[begin DATA RECORDS]
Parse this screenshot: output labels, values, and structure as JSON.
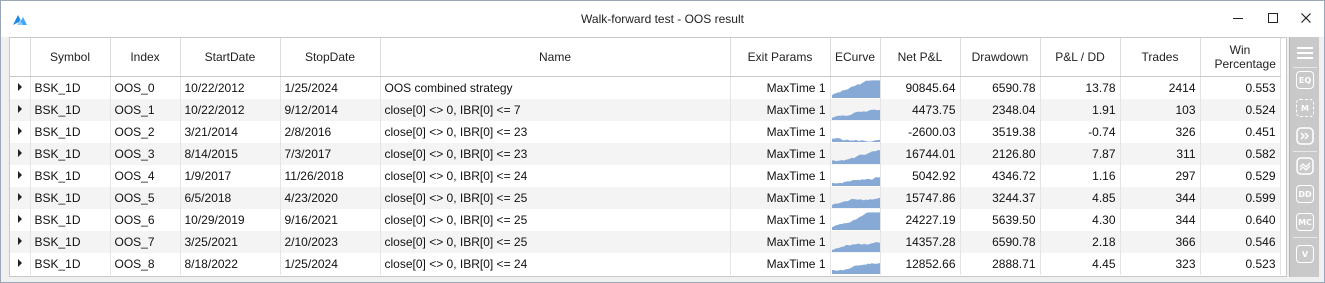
{
  "window": {
    "title": "Walk-forward test - OOS result"
  },
  "columns": [
    "Symbol",
    "Index",
    "StartDate",
    "StopDate",
    "Name",
    "Exit Params",
    "ECurve",
    "Net P&L",
    "Drawdown",
    "P&L / DD",
    "Trades",
    "Win Percentage"
  ],
  "rows": [
    {
      "symbol": "BSK_1D",
      "index": "OOS_0",
      "start": "10/22/2012",
      "stop": "1/25/2024",
      "name": "OOS combined strategy",
      "exit": "MaxTime 1",
      "pnl": "90845.64",
      "dd": "6590.78",
      "pnldd": "13.78",
      "trades": "2414",
      "win": "0.553"
    },
    {
      "symbol": "BSK_1D",
      "index": "OOS_1",
      "start": "10/22/2012",
      "stop": "9/12/2014",
      "name": "close[0] <> 0, IBR[0] <= 7",
      "exit": "MaxTime 1",
      "pnl": "4473.75",
      "dd": "2348.04",
      "pnldd": "1.91",
      "trades": "103",
      "win": "0.524"
    },
    {
      "symbol": "BSK_1D",
      "index": "OOS_2",
      "start": "3/21/2014",
      "stop": "2/8/2016",
      "name": "close[0] <> 0, IBR[0] <= 23",
      "exit": "MaxTime 1",
      "pnl": "-2600.03",
      "dd": "3519.38",
      "pnldd": "-0.74",
      "trades": "326",
      "win": "0.451"
    },
    {
      "symbol": "BSK_1D",
      "index": "OOS_3",
      "start": "8/14/2015",
      "stop": "7/3/2017",
      "name": "close[0] <> 0, IBR[0] <= 23",
      "exit": "MaxTime 1",
      "pnl": "16744.01",
      "dd": "2126.80",
      "pnldd": "7.87",
      "trades": "311",
      "win": "0.582"
    },
    {
      "symbol": "BSK_1D",
      "index": "OOS_4",
      "start": "1/9/2017",
      "stop": "11/26/2018",
      "name": "close[0] <> 0, IBR[0] <= 24",
      "exit": "MaxTime 1",
      "pnl": "5042.92",
      "dd": "4346.72",
      "pnldd": "1.16",
      "trades": "297",
      "win": "0.529"
    },
    {
      "symbol": "BSK_1D",
      "index": "OOS_5",
      "start": "6/5/2018",
      "stop": "4/23/2020",
      "name": "close[0] <> 0, IBR[0] <= 25",
      "exit": "MaxTime 1",
      "pnl": "15747.86",
      "dd": "3244.37",
      "pnldd": "4.85",
      "trades": "344",
      "win": "0.599"
    },
    {
      "symbol": "BSK_1D",
      "index": "OOS_6",
      "start": "10/29/2019",
      "stop": "9/16/2021",
      "name": "close[0] <> 0, IBR[0] <= 25",
      "exit": "MaxTime 1",
      "pnl": "24227.19",
      "dd": "5639.50",
      "pnldd": "4.30",
      "trades": "344",
      "win": "0.640"
    },
    {
      "symbol": "BSK_1D",
      "index": "OOS_7",
      "start": "3/25/2021",
      "stop": "2/10/2023",
      "name": "close[0] <> 0, IBR[0] <= 25",
      "exit": "MaxTime 1",
      "pnl": "14357.28",
      "dd": "6590.78",
      "pnldd": "2.18",
      "trades": "366",
      "win": "0.546"
    },
    {
      "symbol": "BSK_1D",
      "index": "OOS_8",
      "start": "8/18/2022",
      "stop": "1/25/2024",
      "name": "close[0] <> 0, IBR[0] <= 24",
      "exit": "MaxTime 1",
      "pnl": "12852.66",
      "dd": "2888.71",
      "pnldd": "4.45",
      "trades": "323",
      "win": "0.523"
    }
  ],
  "sidebar": {
    "badges": [
      "EQ",
      "M",
      "MC",
      "V",
      "DD"
    ]
  },
  "colors": {
    "curve_fill": "#86a9d6",
    "sidebar_bg": "#c9c9c9",
    "accent": "#1e88e5"
  }
}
[end DATA RECORDS]
WHAT IS EXPECTED: Return the records exactly. Don't carry the pictures over.

ANSWER TO THIS EXERCISE:
Parse this screenshot: output labels, values, and structure as JSON.
{
  "window": {
    "title": "Walk-forward test - OOS result"
  },
  "columns": [
    "Symbol",
    "Index",
    "StartDate",
    "StopDate",
    "Name",
    "Exit Params",
    "ECurve",
    "Net P&L",
    "Drawdown",
    "P&L / DD",
    "Trades",
    "Win Percentage"
  ],
  "rows": [
    {
      "symbol": "BSK_1D",
      "index": "OOS_0",
      "start": "10/22/2012",
      "stop": "1/25/2024",
      "name": "OOS combined strategy",
      "exit": "MaxTime 1",
      "pnl": "90845.64",
      "dd": "6590.78",
      "pnldd": "13.78",
      "trades": "2414",
      "win": "0.553"
    },
    {
      "symbol": "BSK_1D",
      "index": "OOS_1",
      "start": "10/22/2012",
      "stop": "9/12/2014",
      "name": "close[0] <> 0, IBR[0] <= 7",
      "exit": "MaxTime 1",
      "pnl": "4473.75",
      "dd": "2348.04",
      "pnldd": "1.91",
      "trades": "103",
      "win": "0.524"
    },
    {
      "symbol": "BSK_1D",
      "index": "OOS_2",
      "start": "3/21/2014",
      "stop": "2/8/2016",
      "name": "close[0] <> 0, IBR[0] <= 23",
      "exit": "MaxTime 1",
      "pnl": "-2600.03",
      "dd": "3519.38",
      "pnldd": "-0.74",
      "trades": "326",
      "win": "0.451"
    },
    {
      "symbol": "BSK_1D",
      "index": "OOS_3",
      "start": "8/14/2015",
      "stop": "7/3/2017",
      "name": "close[0] <> 0, IBR[0] <= 23",
      "exit": "MaxTime 1",
      "pnl": "16744.01",
      "dd": "2126.80",
      "pnldd": "7.87",
      "trades": "311",
      "win": "0.582"
    },
    {
      "symbol": "BSK_1D",
      "index": "OOS_4",
      "start": "1/9/2017",
      "stop": "11/26/2018",
      "name": "close[0] <> 0, IBR[0] <= 24",
      "exit": "MaxTime 1",
      "pnl": "5042.92",
      "dd": "4346.72",
      "pnldd": "1.16",
      "trades": "297",
      "win": "0.529"
    },
    {
      "symbol": "BSK_1D",
      "index": "OOS_5",
      "start": "6/5/2018",
      "stop": "4/23/2020",
      "name": "close[0] <> 0, IBR[0] <= 25",
      "exit": "MaxTime 1",
      "pnl": "15747.86",
      "dd": "3244.37",
      "pnldd": "4.85",
      "trades": "344",
      "win": "0.599"
    },
    {
      "symbol": "BSK_1D",
      "index": "OOS_6",
      "start": "10/29/2019",
      "stop": "9/16/2021",
      "name": "close[0] <> 0, IBR[0] <= 25",
      "exit": "MaxTime 1",
      "pnl": "24227.19",
      "dd": "5639.50",
      "pnldd": "4.30",
      "trades": "344",
      "win": "0.640"
    },
    {
      "symbol": "BSK_1D",
      "index": "OOS_7",
      "start": "3/25/2021",
      "stop": "2/10/2023",
      "name": "close[0] <> 0, IBR[0] <= 25",
      "exit": "MaxTime 1",
      "pnl": "14357.28",
      "dd": "6590.78",
      "pnldd": "2.18",
      "trades": "366",
      "win": "0.546"
    },
    {
      "symbol": "BSK_1D",
      "index": "OOS_8",
      "start": "8/18/2022",
      "stop": "1/25/2024",
      "name": "close[0] <> 0, IBR[0] <= 24",
      "exit": "MaxTime 1",
      "pnl": "12852.66",
      "dd": "2888.71",
      "pnldd": "4.45",
      "trades": "323",
      "win": "0.523"
    }
  ],
  "sidebar": {
    "badges": [
      "EQ",
      "M",
      "MC",
      "V",
      "DD"
    ]
  },
  "colors": {
    "curve_fill": "#86a9d6",
    "sidebar_bg": "#c9c9c9",
    "accent": "#1e88e5"
  }
}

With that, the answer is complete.